[Text segment]

------------------------------------------------------------------------

Add a function which adds fake dependencies (if regular dependencies are missing) to a list of conllu lines. Needed for processing conllu files with eval.py if a dataset doesn't have deps

author: John Bauer <horatio@gmail.com> 2022-09-08 02:47:27 +0300
committer: John Bauer <horatio@gmail.com> 2022-09-08 20:04:00 +0300
commit: 6544ef3fa5e4f1b7f06dbcc5521fbf9b1264197a (patch)
tree: 8a181f99f898930ec9732f2ab595bf7ac121339f
parent: 7aee87a84e1574043c382b02f6f1f0f4a691e2ce (diff)
3 files changed, 123 insertions, 0 deletions
diff --git a/stanza/tests/datasets/__init__.py b/stanza/tests/datasets/__init__.py
new file mode 100644
index 00000000..e69de29b
--- /dev/null
+++ b/stanza/tests/datasets/__init__.py
diff --git a/stanza/tests/datasets/test_common.py b/stanza/tests/datasets/test_common.py
new file mode 100644
index 00000000..f28905f8
--- /dev/null
+++ b/stanza/tests/datasets/test_common.py
@@ -0,0 +1,76 @@
+"""
+Test conllu manipulating routines in stanza/utils/dataset/common.py
+"""
+
+import pytest
+
+
+from stanza.utils.datasets.common import maybe_add_fake_dependencies
+# from stanza.tests import *
+
+pytestmark = [pytest.mark.travis, pytest.mark.pipeline]
+
+DEPS_EXAMPLE="""
+# text = Sh'reyan's antennae are hella thicc
+1	Sh'reyan	Sh'reyan	PROPN	NNP	Number=Sing	3	nmod:poss	3:nmod:poss	SpaceAfter=No
+2	's	's	PART	POS	_	1	case	1:case	_
+3	antennae	antenna	NOUN	NNS	Number=Plur	6	nsubj	6:nsubj	_
+4	are	be	VERB	VBP	Mood=Ind|Tense=Pres|VerbForm=Fin	6	cop	6:cop	_
+5	hella	hella	ADV	RB	_	6	advmod	6:advmod	_
+6	thicc	thicc	ADJ	JJ	Degree=Pos	0	root	0:root	_
+""".strip().split("\n")

------------------------------------------------------------------------

[Record extracts]
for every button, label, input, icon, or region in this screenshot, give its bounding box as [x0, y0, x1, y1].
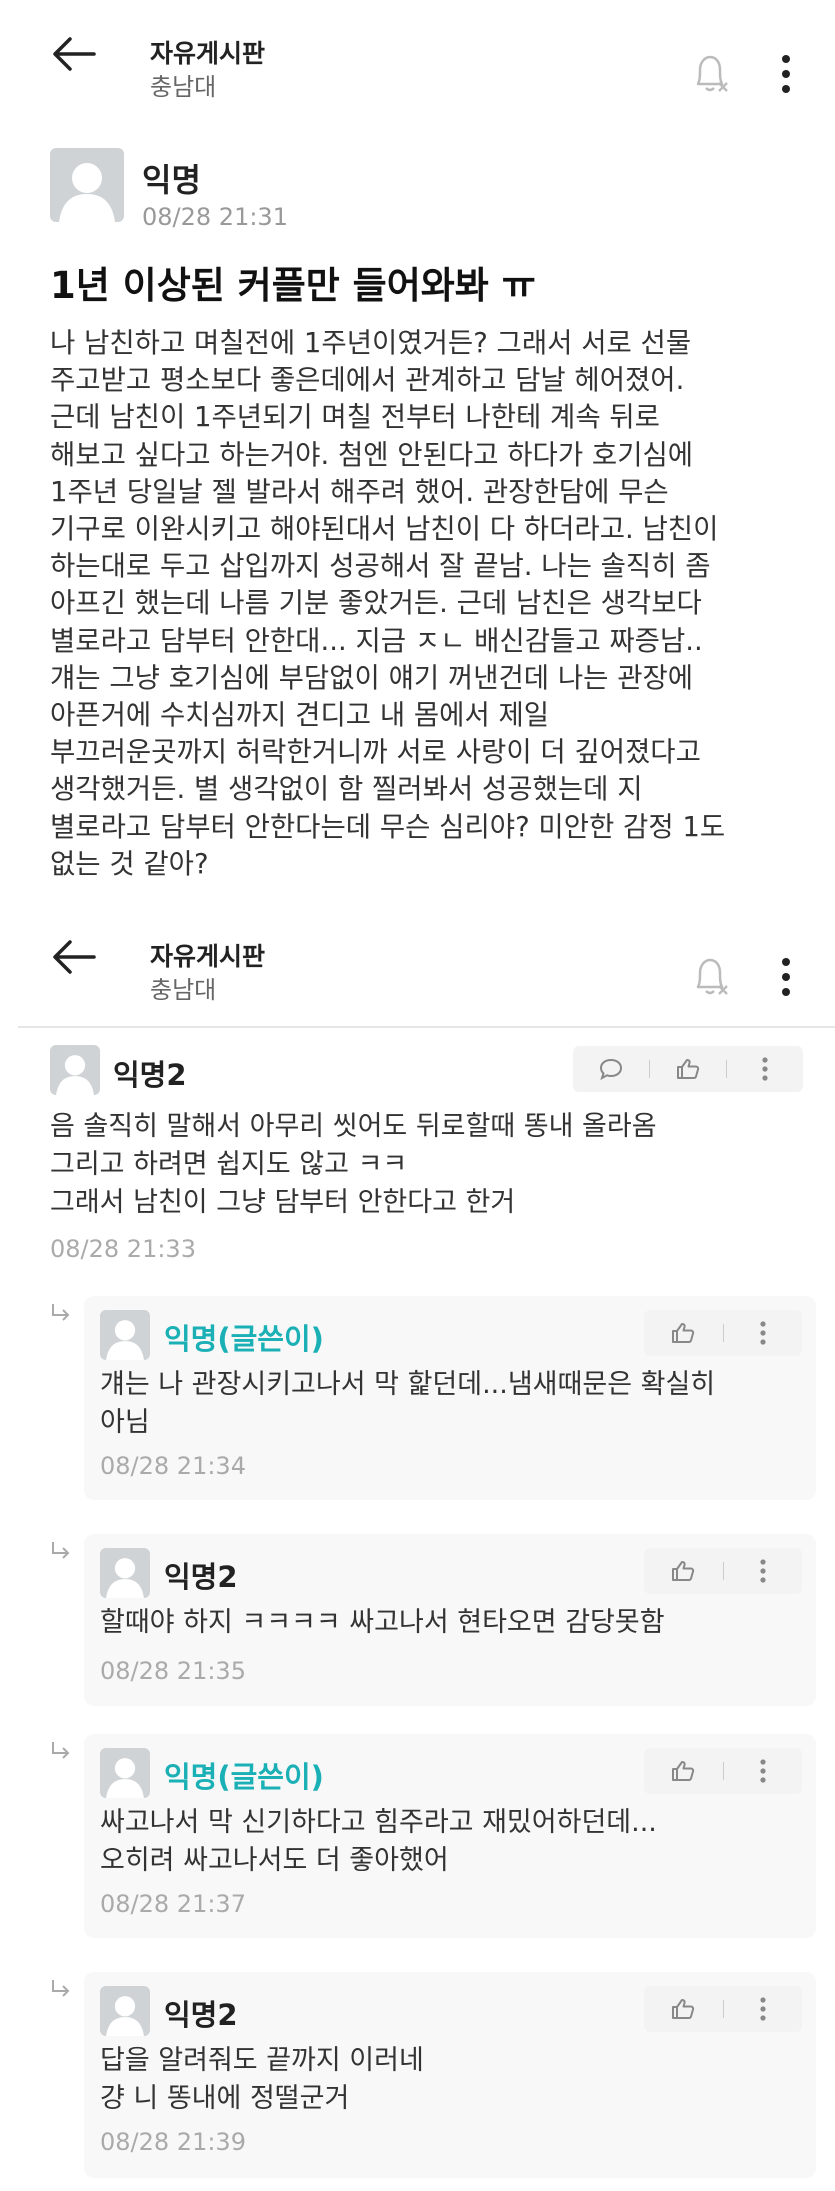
like-button[interactable] [650, 1046, 726, 1092]
reply-arrow-icon [52, 1304, 70, 1321]
reply-action-bar [644, 1310, 802, 1356]
board-subtitle: 충남대 [150, 73, 217, 101]
reply-more-button[interactable] [724, 1748, 803, 1794]
avatar [50, 148, 124, 222]
reply-action-bar [644, 1986, 802, 2032]
reply-more-button[interactable] [724, 1986, 803, 2032]
thumbs-up-icon [672, 1761, 695, 1781]
reply-text: 싸고나서 막 신기하다고 힘주라고 재밌어하던데... 오히려 싸고나서도 더 … [100, 1807, 657, 1876]
reply-item: 익명(글쓴이) 걔는 나 관장시키고나서 막 핥던데...냄새때문은 확실히 아… [84, 1296, 816, 1500]
reply-date: 08/28 21:34 [100, 1452, 246, 1480]
post-date: 08/28 21:31 [142, 203, 288, 231]
like-button[interactable] [644, 1310, 723, 1356]
back-arrow-icon[interactable] [50, 937, 96, 977]
notification-off-icon[interactable] [690, 50, 732, 96]
thumbs-up-icon [672, 1323, 695, 1343]
avatar [100, 1310, 150, 1360]
post-body: 나 남친하고 며칠전에 1주년이였거든? 그래서 서로 선물 주고받고 평소보다… [50, 327, 726, 880]
reply-button[interactable] [573, 1046, 649, 1092]
more-vertical-icon [760, 1559, 766, 1583]
reply-date: 08/28 21:37 [100, 1890, 246, 1918]
thumbs-up-icon [672, 1999, 695, 2019]
thumbs-up-icon [677, 1059, 700, 1079]
board-title: 자유게시판 [150, 39, 266, 68]
comment-more-button[interactable] [727, 1046, 803, 1092]
reply-date: 08/28 21:39 [100, 2128, 246, 2156]
thumbs-up-icon [672, 1561, 695, 1581]
reply-item: 익명2 할때야 하지 ㅋㅋㅋㅋ 싸고나서 현타오면 감당못함 08/28 21:… [84, 1534, 816, 1706]
reply-arrow-icon [52, 1980, 70, 1997]
top-header-repeat: 자유게시판 충남대 [0, 903, 835, 1013]
avatar [50, 1045, 100, 1095]
comment-icon [599, 1058, 623, 1081]
notification-off-icon[interactable] [690, 953, 732, 999]
post-author: 익명 [142, 161, 201, 199]
comment-action-bar [573, 1046, 803, 1092]
comment-date: 08/28 21:33 [50, 1235, 196, 1263]
reply-text: 할때야 하지 ㅋㅋㅋㅋ 싸고나서 현타오면 감당못함 [100, 1607, 665, 1638]
back-arrow-icon[interactable] [50, 34, 96, 74]
reply-more-button[interactable] [724, 1548, 803, 1594]
avatar [100, 1748, 150, 1798]
like-button[interactable] [644, 1986, 723, 2032]
reply-arrow-icon [52, 1742, 70, 1759]
reply-text: 답을 알려줘도 끝까지 이러네 걍 니 똥내에 정떨군거 [100, 2045, 424, 2114]
more-vertical-icon [762, 1057, 768, 1081]
like-button[interactable] [644, 1548, 723, 1594]
more-vertical-icon [760, 1759, 766, 1783]
more-vertical-icon[interactable] [780, 957, 792, 997]
reply-action-bar [644, 1748, 802, 1794]
more-vertical-icon [760, 1997, 766, 2021]
reply-date: 08/28 21:35 [100, 1657, 246, 1685]
board-subtitle: 충남대 [150, 976, 217, 1004]
reply-author: 익명(글쓴이) [164, 1760, 324, 1794]
reply-author: 익명2 [164, 1560, 238, 1594]
reply-item: 익명(글쓴이) 싸고나서 막 신기하다고 힘주라고 재밌어하던데... 오히려 … [84, 1734, 816, 1938]
more-vertical-icon[interactable] [780, 54, 792, 94]
post-title: 1년 이상된 커플만 들어와봐 ㅠ [50, 264, 536, 307]
divider [18, 1026, 835, 1028]
comment-author: 익명2 [113, 1058, 187, 1092]
reply-arrow-icon [52, 1542, 70, 1559]
reply-author: 익명(글쓴이) [164, 1322, 324, 1356]
like-button[interactable] [644, 1748, 723, 1794]
avatar [100, 1548, 150, 1598]
reply-item: 익명2 답을 알려줘도 끝까지 이러네 걍 니 똥내에 정떨군거 08/28 2… [84, 1972, 816, 2178]
top-header: 자유게시판 충남대 [0, 0, 835, 110]
reply-author: 익명2 [164, 1998, 238, 2032]
board-title: 자유게시판 [150, 942, 266, 971]
reply-action-bar [644, 1548, 802, 1594]
reply-text: 걔는 나 관장시키고나서 막 핥던데...냄새때문은 확실히 아님 [100, 1369, 716, 1438]
avatar [100, 1986, 150, 2036]
more-vertical-icon [760, 1321, 766, 1345]
comment-text: 음 솔직히 말해서 아무리 씻어도 뒤로할때 똥내 올라옴 그리고 하려면 쉽지… [50, 1111, 657, 1218]
reply-more-button[interactable] [724, 1310, 803, 1356]
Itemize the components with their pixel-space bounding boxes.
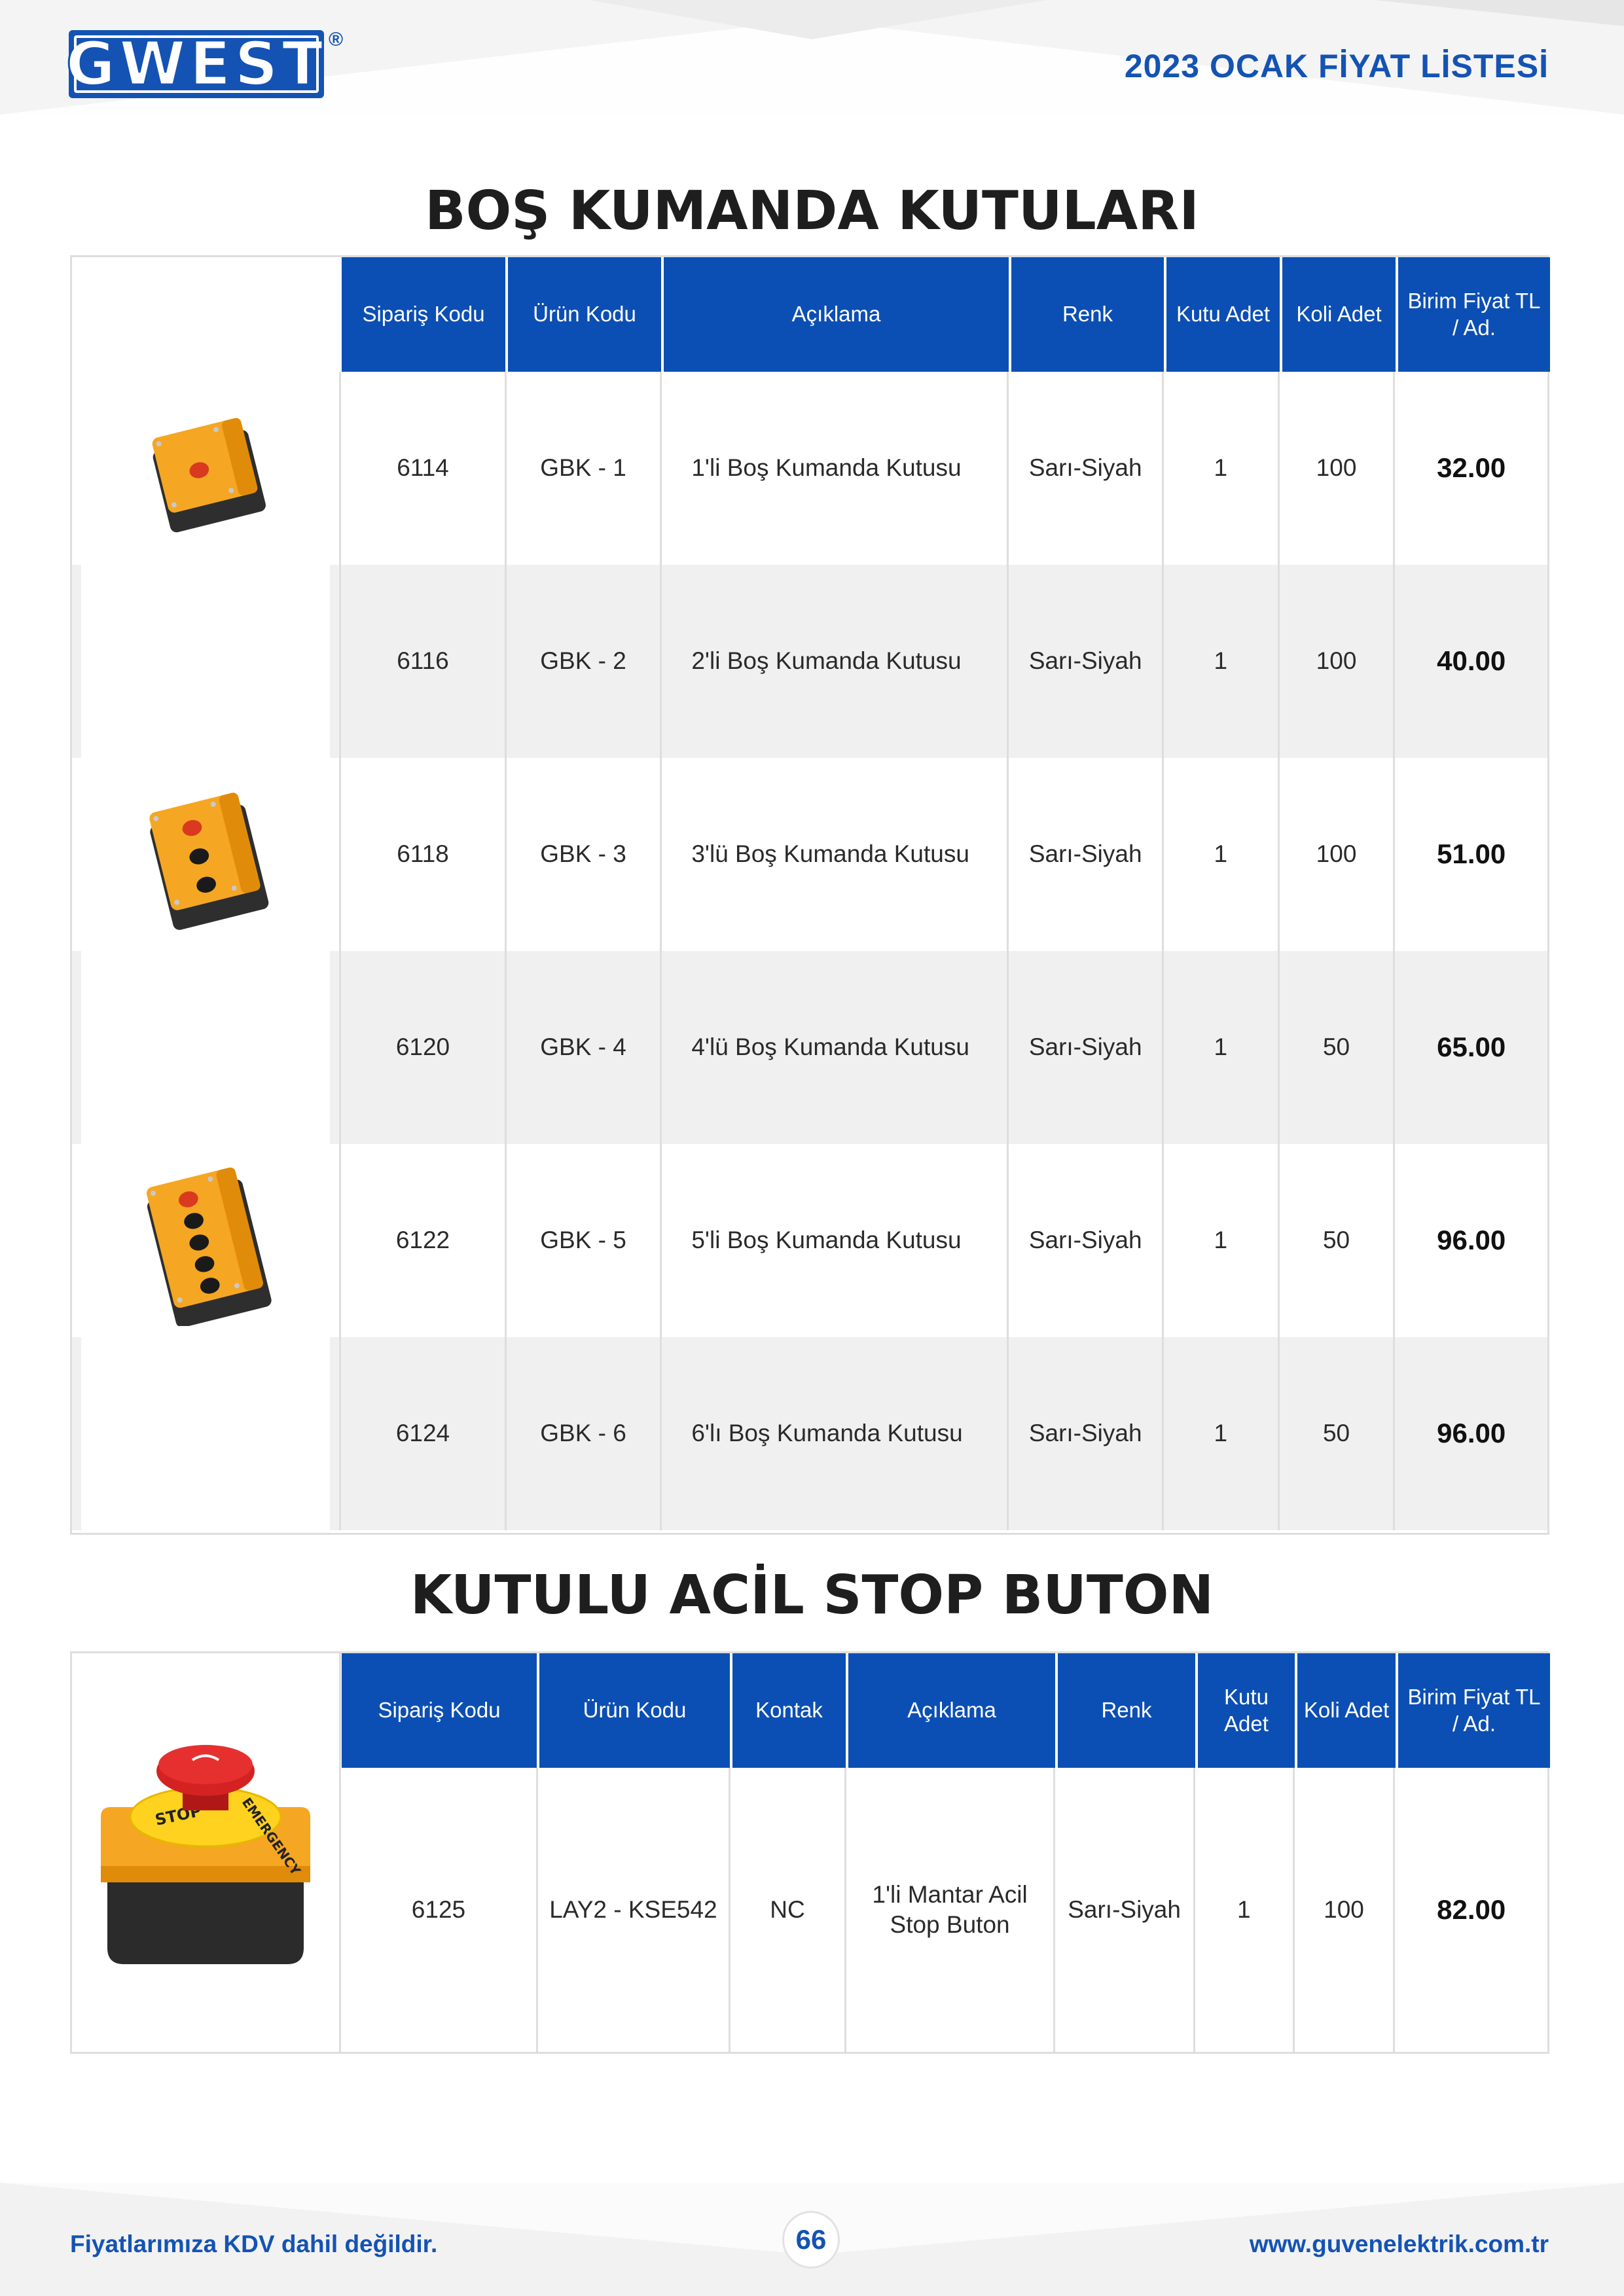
col-header-renk: Renk [1009,257,1164,372]
cell-koli: 50 [1277,951,1394,1144]
col-header-fiyat: Birim Fiyat TL / Ad. [1396,257,1550,372]
price-list-title: 2023 OCAK FİYAT LİSTESİ [1124,48,1549,84]
control-boxes-table: Sipariş Kodu Ürün Kodu Açıklama Renk Kut… [70,255,1550,1535]
cell-siparis: 6120 [395,1033,450,1061]
page-number: 66 [782,2211,840,2269]
col-header-urun: Ürün Kodu [537,1653,730,1768]
cell-urun: GBK - 6 [504,1337,660,1530]
cell-renk: Sarı-Siyah [1007,372,1162,565]
product-image-cell [72,1337,342,1530]
cell-fiyat: 96.00 [1393,1144,1547,1337]
cell-aciklama: 6'lı Boş Kumanda Kutusu [660,1337,1007,1530]
website-link[interactable]: www.guvenelektrik.com.tr [1250,2231,1549,2258]
control-box-image [147,1167,272,1326]
col-header-fiyat: Birim Fiyat TL / Ad. [1396,1653,1550,1768]
cell-renk: Sarı-Siyah [1007,1144,1162,1337]
col-header-koli: Koli Adet [1280,257,1396,372]
cell-siparis: 6124 [395,1420,450,1447]
cell-fiyat: 32.00 [1393,372,1547,565]
cell-urun: LAY2 - KSE542 [535,1768,729,2052]
cell-siparis: 6122 [395,1227,450,1254]
cell-aciklama: 2'li Boş Kumanda Kutusu [660,565,1007,758]
col-header-koli: Koli Adet [1295,1653,1396,1768]
product-image-cell [72,758,342,951]
cell-fiyat: 51.00 [1393,758,1547,951]
cell-urun: GBK - 1 [504,372,660,565]
cell-renk: Sarı-Siyah [1053,1768,1193,2052]
cell-kutu: 1 [1161,372,1278,565]
cell-kutu: 1 [1193,1768,1293,2052]
cell-kutu: 1 [1161,1144,1278,1337]
cell-koli: 100 [1292,1768,1394,2052]
cell-urun: GBK - 3 [504,758,660,951]
col-header-aciklama: Açıklama [846,1653,1055,1768]
section-title-control-boxes: BOŞ KUMANDA KUTULARI [425,180,1199,242]
table-header-row: Sipariş Kodu Ürün Kodu Kontak Açıklama R… [342,1653,1550,1768]
table-row: 6116 GBK - 2 2'li Boş Kumanda Kutusu Sarı-S… [72,565,1547,758]
product-image-cell [72,565,342,758]
col-header-kontak: Kontak [730,1653,846,1768]
section-title-emergency-stop: KUTULU ACİL STOP BUTON [410,1564,1214,1626]
cell-urun: GBK - 4 [504,951,660,1144]
cell-kutu: 1 [1161,758,1278,951]
emergency-stop-table: Sipariş Kodu Ürün Kodu Kontak Açıklama R… [70,1651,1550,2054]
cell-aciklama: 3'lü Boş Kumanda Kutusu [660,758,1007,951]
table-row: STOP EMERGENCY 6125 LAY2 - KSE542 NC 1'l… [72,1653,1547,2052]
table-header-row: Sipariş Kodu Ürün Kodu Açıklama Renk Kut… [342,257,1550,372]
cell-fiyat: 82.00 [1393,1768,1547,2052]
col-header-kutu: Kutu Adet [1195,1653,1295,1768]
control-box-image [152,418,266,532]
cell-koli: 50 [1277,1144,1394,1337]
table-row: 6114 GBK - 1 1'li Boş Kumanda Kutusu Sarı-S… [72,372,1547,565]
cell-koli: 50 [1277,1337,1394,1530]
cell-renk: Sarı-Siyah [1007,758,1162,951]
table-row: 6120 GBK - 4 4'lü Boş Kumanda Kutusu Sarı-S… [72,951,1547,1144]
emergency-stop-box-image: STOP EMERGENCY [101,1744,311,1964]
cell-urun: GBK - 5 [504,1144,660,1337]
product-image-cell [72,372,342,565]
cell-urun: GBK - 2 [504,565,660,758]
gwest-logo: GWEST [65,29,327,99]
cell-koli: 100 [1277,565,1394,758]
product-image-cell: STOP EMERGENCY [72,1653,342,2052]
table-row: 6118 GBK - 3 3'lü Boş Kumanda Kutusu Sarı-S… [72,758,1547,951]
cell-siparis: 6125 [411,1895,466,1923]
col-header-renk: Renk [1055,1653,1195,1768]
vat-note: Fiyatlarımıza KDV dahil değildir. [70,2231,438,2257]
col-header-kutu: Kutu Adet [1164,257,1280,372]
cell-aciklama: 4'lü Boş Kumanda Kutusu [660,951,1007,1144]
cell-aciklama: 5'li Boş Kumanda Kutusu [660,1144,1007,1337]
cell-renk: Sarı-Siyah [1007,565,1162,758]
cell-siparis: 6114 [397,454,449,482]
cell-fiyat: 96.00 [1393,1337,1547,1530]
table-row: 6124 GBK - 6 6'lı Boş Kumanda Kutusu Sarı-S… [72,1337,1547,1530]
registered-mark: ® [329,29,344,50]
cell-renk: Sarı-Siyah [1007,1337,1162,1530]
cell-aciklama: 1'li Mantar Acil Stop Buton [844,1768,1053,2052]
cell-siparis: 6118 [397,840,449,868]
cell-kutu: 1 [1161,951,1278,1144]
cell-fiyat: 40.00 [1393,565,1547,758]
col-header-siparis: Sipariş Kodu [342,1653,537,1768]
cell-koli: 100 [1277,372,1394,565]
cell-aciklama: 1'li Boş Kumanda Kutusu [660,372,1007,565]
cell-fiyat: 65.00 [1393,951,1547,1144]
col-header-siparis: Sipariş Kodu [342,257,505,372]
cell-renk: Sarı-Siyah [1007,951,1162,1144]
cell-kutu: 1 [1161,1337,1278,1530]
control-box-image [149,792,269,930]
table-row: 6122 GBK - 5 5'li Boş Kumanda Kutusu Sarı-S… [72,1144,1547,1337]
cell-siparis: 6116 [397,647,449,675]
col-header-urun: Ürün Kodu [505,257,661,372]
cell-kontak: NC [729,1768,844,2052]
col-header-aciklama: Açıklama [661,257,1009,372]
product-image-cell [72,951,342,1144]
product-image-cell [72,1144,342,1337]
cell-kutu: 1 [1161,565,1278,758]
cell-koli: 100 [1277,758,1394,951]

------------------------------------------------------------------------

[Aim]
Reproduce the part of the commit page between "author: John Bauer" and "commit: 6544ef3fa5e4f1b7f06dbcc5521fbf9b1264197a (patch)", inclusive, word for word.

[Written solution]
author: John Bauer <horatio@gmail.com> 2022-09-08 02:47:27 +0300
committer: John Bauer <horatio@gmail.com> 2022-09-08 20:04:00 +0300
commit: 6544ef3fa5e4f1b7f06dbcc5521fbf9b1264197a (patch)